-- BEGIN --
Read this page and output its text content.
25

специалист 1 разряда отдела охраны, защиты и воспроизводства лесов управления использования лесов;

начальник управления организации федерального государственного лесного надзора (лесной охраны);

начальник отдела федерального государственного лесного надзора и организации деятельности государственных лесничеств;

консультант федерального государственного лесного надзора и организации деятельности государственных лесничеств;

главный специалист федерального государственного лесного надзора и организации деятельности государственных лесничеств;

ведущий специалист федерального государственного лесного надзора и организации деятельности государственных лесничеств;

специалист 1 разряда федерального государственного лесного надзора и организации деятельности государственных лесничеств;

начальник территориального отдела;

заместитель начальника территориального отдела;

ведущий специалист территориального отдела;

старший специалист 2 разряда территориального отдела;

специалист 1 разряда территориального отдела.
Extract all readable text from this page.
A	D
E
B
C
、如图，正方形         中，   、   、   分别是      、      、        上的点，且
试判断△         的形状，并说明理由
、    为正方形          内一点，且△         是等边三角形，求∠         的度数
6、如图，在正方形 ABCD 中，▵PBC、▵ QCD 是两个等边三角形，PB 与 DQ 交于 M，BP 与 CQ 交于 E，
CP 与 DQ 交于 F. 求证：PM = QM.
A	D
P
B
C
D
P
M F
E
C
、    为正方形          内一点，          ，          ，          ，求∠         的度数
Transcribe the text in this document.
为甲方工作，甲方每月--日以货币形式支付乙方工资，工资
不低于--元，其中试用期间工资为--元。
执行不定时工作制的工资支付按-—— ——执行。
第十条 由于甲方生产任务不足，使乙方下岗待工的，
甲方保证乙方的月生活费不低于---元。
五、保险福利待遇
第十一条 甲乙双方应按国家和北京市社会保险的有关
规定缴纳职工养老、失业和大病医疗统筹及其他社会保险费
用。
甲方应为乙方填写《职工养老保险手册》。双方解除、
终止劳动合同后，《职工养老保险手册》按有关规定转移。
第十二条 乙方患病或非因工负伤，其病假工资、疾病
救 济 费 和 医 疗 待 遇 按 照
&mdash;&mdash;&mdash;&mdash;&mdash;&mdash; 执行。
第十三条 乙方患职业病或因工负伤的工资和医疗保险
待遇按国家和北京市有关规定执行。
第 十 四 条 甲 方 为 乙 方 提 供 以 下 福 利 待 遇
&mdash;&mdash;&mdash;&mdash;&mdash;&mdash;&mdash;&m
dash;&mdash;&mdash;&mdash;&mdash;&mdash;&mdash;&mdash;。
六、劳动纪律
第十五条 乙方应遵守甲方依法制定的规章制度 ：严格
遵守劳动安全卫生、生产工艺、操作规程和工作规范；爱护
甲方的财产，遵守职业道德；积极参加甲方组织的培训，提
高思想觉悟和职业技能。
-- END --
DO THIS:
Give the complete listing a second time, exactly as it reads.

OUTPUT FOR THIS EXERCISE:
Read this page and output its text content.
25

специалист 1 разряда отдела охраны, защиты и воспроизводства лесов управления использования лесов;

начальник управления организации федерального государственного лесного надзора (лесной охраны);

начальник отдела федерального государственного лесного надзора и организации деятельности государственных лесничеств;

консультант федерального государственного лесного надзора и организации деятельности государственных лесничеств;

главный специалист федерального государственного лесного надзора и организации деятельности государственных лесничеств;

ведущий специалист федерального государственного лесного надзора и организации деятельности государственных лесничеств;

специалист 1 разряда федерального государственного лесного надзора и организации деятельности государственных лесничеств;

начальник территориального отдела;

заместитель начальника территориального отдела;

ведущий специалист территориального отдела;

старший специалист 2 разряда территориального отдела;

специалист 1 разряда территориального отдела.
Extract all readable text from this page.
A	D
E
B
C
、如图，正方形         中，   、   、   分别是      、      、        上的点，且
试判断△         的形状，并说明理由
、    为正方形          内一点，且△         是等边三角形，求∠         的度数
6、如图，在正方形 ABCD 中，▵PBC、▵ QCD 是两个等边三角形，PB 与 DQ 交于 M，BP 与 CQ 交于 E，
CP 与 DQ 交于 F. 求证：PM = QM.
A	D
P
B
C
D
P
M F
E
C
、    为正方形          内一点，          ，          ，          ，求∠         的度数
Transcribe the text in this document.
为甲方工作，甲方每月--日以货币形式支付乙方工资，工资
不低于--元，其中试用期间工资为--元。
执行不定时工作制的工资支付按-—— ——执行。
第十条 由于甲方生产任务不足，使乙方下岗待工的，
甲方保证乙方的月生活费不低于---元。
五、保险福利待遇
第十一条 甲乙双方应按国家和北京市社会保险的有关
规定缴纳职工养老、失业和大病医疗统筹及其他社会保险费
用。
甲方应为乙方填写《职工养老保险手册》。双方解除、
终止劳动合同后，《职工养老保险手册》按有关规定转移。
第十二条 乙方患病或非因工负伤，其病假工资、疾病
救 济 费 和 医 疗 待 遇 按 照
&mdash;&mdash;&mdash;&mdash;&mdash;&mdash; 执行。
第十三条 乙方患职业病或因工负伤的工资和医疗保险
待遇按国家和北京市有关规定执行。
第 十 四 条 甲 方 为 乙 方 提 供 以 下 福 利 待 遇
&mdash;&mdash;&mdash;&mdash;&mdash;&mdash;&mdash;&m
dash;&mdash;&mdash;&mdash;&mdash;&mdash;&mdash;&mdash;。
六、劳动纪律
第十五条 乙方应遵守甲方依法制定的规章制度 ：严格
遵守劳动安全卫生、生产工艺、操作规程和工作规范；爱护
甲方的财产，遵守职业道德；积极参加甲方组织的培训，提
高思想觉悟和职业技能。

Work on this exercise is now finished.